(Collected data entries)
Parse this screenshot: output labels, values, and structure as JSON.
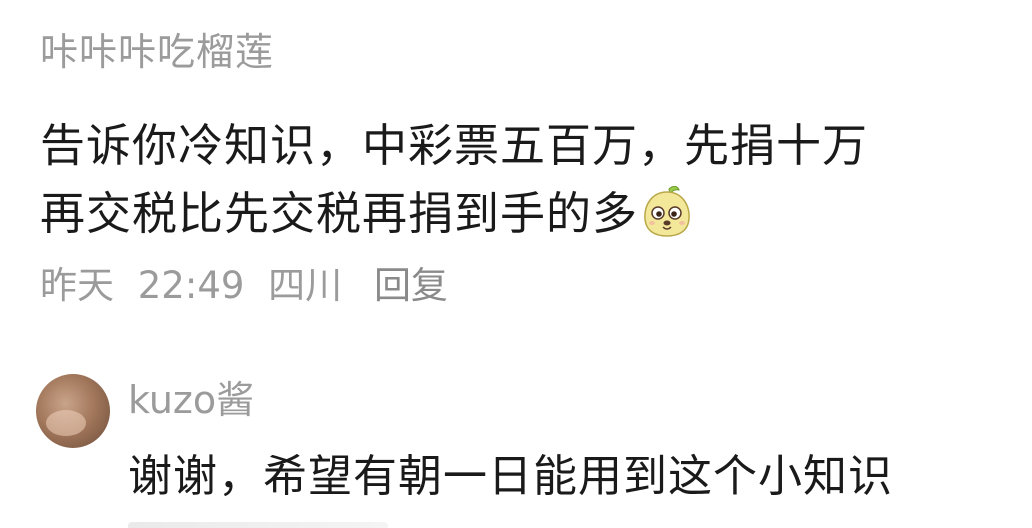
{
  "comment": {
    "username": "咔咔咔吃榴莲",
    "content_line1": "告诉你冷知识，中彩票五百万，先捐十万",
    "content_line2": "再交税比先交税再捐到手的多",
    "emoji_icon": "durian-face-emoji-icon",
    "meta": {
      "date": "昨天",
      "time": "22:49",
      "location": "四川",
      "reply_label": "回复"
    }
  },
  "reply": {
    "username": "kuzo酱",
    "content": "谢谢，希望有朝一日能用到这个小知识"
  },
  "colors": {
    "text_primary": "#1a1a1a",
    "text_secondary": "#9b9b9b",
    "emoji_fill": "#f3e79a",
    "emoji_leaf": "#9ccc4a"
  }
}
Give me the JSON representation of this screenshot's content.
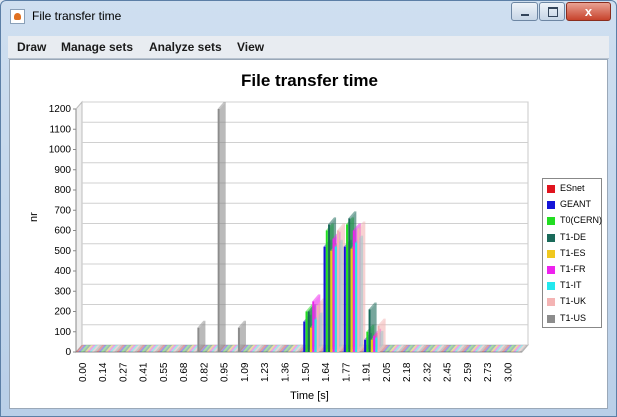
{
  "window": {
    "title": "File transfer time",
    "close_glyph": "x"
  },
  "menu": {
    "items": [
      "Draw",
      "Manage sets",
      "Analyze sets",
      "View"
    ]
  },
  "icons": {
    "app": "java-cup-icon",
    "minimize": "minimize-icon",
    "maximize": "maximize-icon",
    "close": "close-icon"
  },
  "chart_data": {
    "type": "bar",
    "title": "File transfer time",
    "xlabel": "Time [s]",
    "ylabel": "nr",
    "ylim": [
      0,
      1200
    ],
    "yticks": [
      0,
      100,
      200,
      300,
      400,
      500,
      600,
      700,
      800,
      900,
      1000,
      1100,
      1200
    ],
    "categories": [
      "0.00",
      "0.14",
      "0.27",
      "0.41",
      "0.55",
      "0.68",
      "0.82",
      "0.95",
      "1.09",
      "1.23",
      "1.36",
      "1.50",
      "1.64",
      "1.77",
      "1.91",
      "2.05",
      "2.18",
      "2.32",
      "2.45",
      "2.59",
      "2.73",
      "3.00"
    ],
    "grid": true,
    "legend_position": "right",
    "series": [
      {
        "name": "ESnet",
        "color": "#e0141e",
        "values": [
          0,
          0,
          0,
          0,
          0,
          0,
          0,
          0,
          0,
          0,
          0,
          0,
          0,
          0,
          0,
          0,
          0,
          0,
          0,
          0,
          0,
          0
        ]
      },
      {
        "name": "GEANT",
        "color": "#1414d8",
        "values": [
          0,
          0,
          0,
          0,
          0,
          0,
          0,
          0,
          0,
          0,
          0,
          150,
          520,
          520,
          60,
          0,
          0,
          0,
          0,
          0,
          0,
          0
        ]
      },
      {
        "name": "T0(CERN)",
        "color": "#22dd22",
        "values": [
          0,
          0,
          0,
          0,
          0,
          0,
          0,
          0,
          0,
          0,
          0,
          200,
          600,
          630,
          100,
          0,
          0,
          0,
          0,
          0,
          0,
          0
        ]
      },
      {
        "name": "T1-DE",
        "color": "#1a6a5a",
        "values": [
          0,
          0,
          0,
          0,
          0,
          0,
          0,
          0,
          0,
          0,
          0,
          200,
          630,
          660,
          210,
          0,
          0,
          0,
          0,
          0,
          0,
          0
        ]
      },
      {
        "name": "T1-ES",
        "color": "#f0c81e",
        "values": [
          0,
          0,
          0,
          0,
          0,
          0,
          0,
          0,
          0,
          0,
          0,
          120,
          500,
          510,
          60,
          0,
          0,
          0,
          0,
          0,
          0,
          0
        ]
      },
      {
        "name": "T1-FR",
        "color": "#ee22ee",
        "values": [
          0,
          0,
          0,
          0,
          0,
          0,
          0,
          0,
          0,
          0,
          0,
          250,
          560,
          600,
          80,
          0,
          0,
          0,
          0,
          0,
          0,
          0
        ]
      },
      {
        "name": "T1-IT",
        "color": "#22e8ee",
        "values": [
          0,
          0,
          0,
          0,
          0,
          0,
          0,
          0,
          0,
          0,
          0,
          160,
          520,
          540,
          70,
          0,
          0,
          0,
          0,
          0,
          0,
          0
        ]
      },
      {
        "name": "T1-UK",
        "color": "#f4b4b4",
        "values": [
          0,
          0,
          0,
          0,
          0,
          0,
          0,
          0,
          0,
          0,
          0,
          230,
          600,
          610,
          130,
          0,
          0,
          0,
          0,
          0,
          0,
          0
        ]
      },
      {
        "name": "T1-US",
        "color": "#8c8c8c",
        "values": [
          0,
          0,
          0,
          0,
          0,
          120,
          1200,
          120,
          0,
          0,
          0,
          0,
          0,
          0,
          0,
          0,
          0,
          0,
          0,
          0,
          0,
          0
        ]
      }
    ]
  }
}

__SET TASK__. Reproduce every entry exactly, but omit each picture.

__TASK ANSWER__.
Parse this screenshot: output labels, values, and structure as JSON.
{
  "comment": {
    "username": "咔咔咔吃榴莲",
    "content_line1": "告诉你冷知识，中彩票五百万，先捐十万",
    "content_line2": "再交税比先交税再捐到手的多",
    "emoji_icon": "durian-face-emoji-icon",
    "meta": {
      "date": "昨天",
      "time": "22:49",
      "location": "四川",
      "reply_label": "回复"
    }
  },
  "reply": {
    "username": "kuzo酱",
    "content": "谢谢，希望有朝一日能用到这个小知识"
  },
  "colors": {
    "text_primary": "#1a1a1a",
    "text_secondary": "#9b9b9b",
    "emoji_fill": "#f3e79a",
    "emoji_leaf": "#9ccc4a"
  }
}
Give me the JSON representation of this screenshot's content.
{
  "window": {
    "title": "File transfer time",
    "close_glyph": "x"
  },
  "menu": {
    "items": [
      "Draw",
      "Manage sets",
      "Analyze sets",
      "View"
    ]
  },
  "icons": {
    "app": "java-cup-icon",
    "minimize": "minimize-icon",
    "maximize": "maximize-icon",
    "close": "close-icon"
  },
  "chart_data": {
    "type": "bar",
    "title": "File transfer time",
    "xlabel": "Time [s]",
    "ylabel": "nr",
    "ylim": [
      0,
      1200
    ],
    "yticks": [
      0,
      100,
      200,
      300,
      400,
      500,
      600,
      700,
      800,
      900,
      1000,
      1100,
      1200
    ],
    "categories": [
      "0.00",
      "0.14",
      "0.27",
      "0.41",
      "0.55",
      "0.68",
      "0.82",
      "0.95",
      "1.09",
      "1.23",
      "1.36",
      "1.50",
      "1.64",
      "1.77",
      "1.91",
      "2.05",
      "2.18",
      "2.32",
      "2.45",
      "2.59",
      "2.73",
      "3.00"
    ],
    "grid": true,
    "legend_position": "right",
    "series": [
      {
        "name": "ESnet",
        "color": "#e0141e",
        "values": [
          0,
          0,
          0,
          0,
          0,
          0,
          0,
          0,
          0,
          0,
          0,
          0,
          0,
          0,
          0,
          0,
          0,
          0,
          0,
          0,
          0,
          0
        ]
      },
      {
        "name": "GEANT",
        "color": "#1414d8",
        "values": [
          0,
          0,
          0,
          0,
          0,
          0,
          0,
          0,
          0,
          0,
          0,
          150,
          520,
          520,
          60,
          0,
          0,
          0,
          0,
          0,
          0,
          0
        ]
      },
      {
        "name": "T0(CERN)",
        "color": "#22dd22",
        "values": [
          0,
          0,
          0,
          0,
          0,
          0,
          0,
          0,
          0,
          0,
          0,
          200,
          600,
          630,
          100,
          0,
          0,
          0,
          0,
          0,
          0,
          0
        ]
      },
      {
        "name": "T1-DE",
        "color": "#1a6a5a",
        "values": [
          0,
          0,
          0,
          0,
          0,
          0,
          0,
          0,
          0,
          0,
          0,
          200,
          630,
          660,
          210,
          0,
          0,
          0,
          0,
          0,
          0,
          0
        ]
      },
      {
        "name": "T1-ES",
        "color": "#f0c81e",
        "values": [
          0,
          0,
          0,
          0,
          0,
          0,
          0,
          0,
          0,
          0,
          0,
          120,
          500,
          510,
          60,
          0,
          0,
          0,
          0,
          0,
          0,
          0
        ]
      },
      {
        "name": "T1-FR",
        "color": "#ee22ee",
        "values": [
          0,
          0,
          0,
          0,
          0,
          0,
          0,
          0,
          0,
          0,
          0,
          250,
          560,
          600,
          80,
          0,
          0,
          0,
          0,
          0,
          0,
          0
        ]
      },
      {
        "name": "T1-IT",
        "color": "#22e8ee",
        "values": [
          0,
          0,
          0,
          0,
          0,
          0,
          0,
          0,
          0,
          0,
          0,
          160,
          520,
          540,
          70,
          0,
          0,
          0,
          0,
          0,
          0,
          0
        ]
      },
      {
        "name": "T1-UK",
        "color": "#f4b4b4",
        "values": [
          0,
          0,
          0,
          0,
          0,
          0,
          0,
          0,
          0,
          0,
          0,
          230,
          600,
          610,
          130,
          0,
          0,
          0,
          0,
          0,
          0,
          0
        ]
      },
      {
        "name": "T1-US",
        "color": "#8c8c8c",
        "values": [
          0,
          0,
          0,
          0,
          0,
          120,
          1200,
          120,
          0,
          0,
          0,
          0,
          0,
          0,
          0,
          0,
          0,
          0,
          0,
          0,
          0,
          0
        ]
      }
    ]
  }
}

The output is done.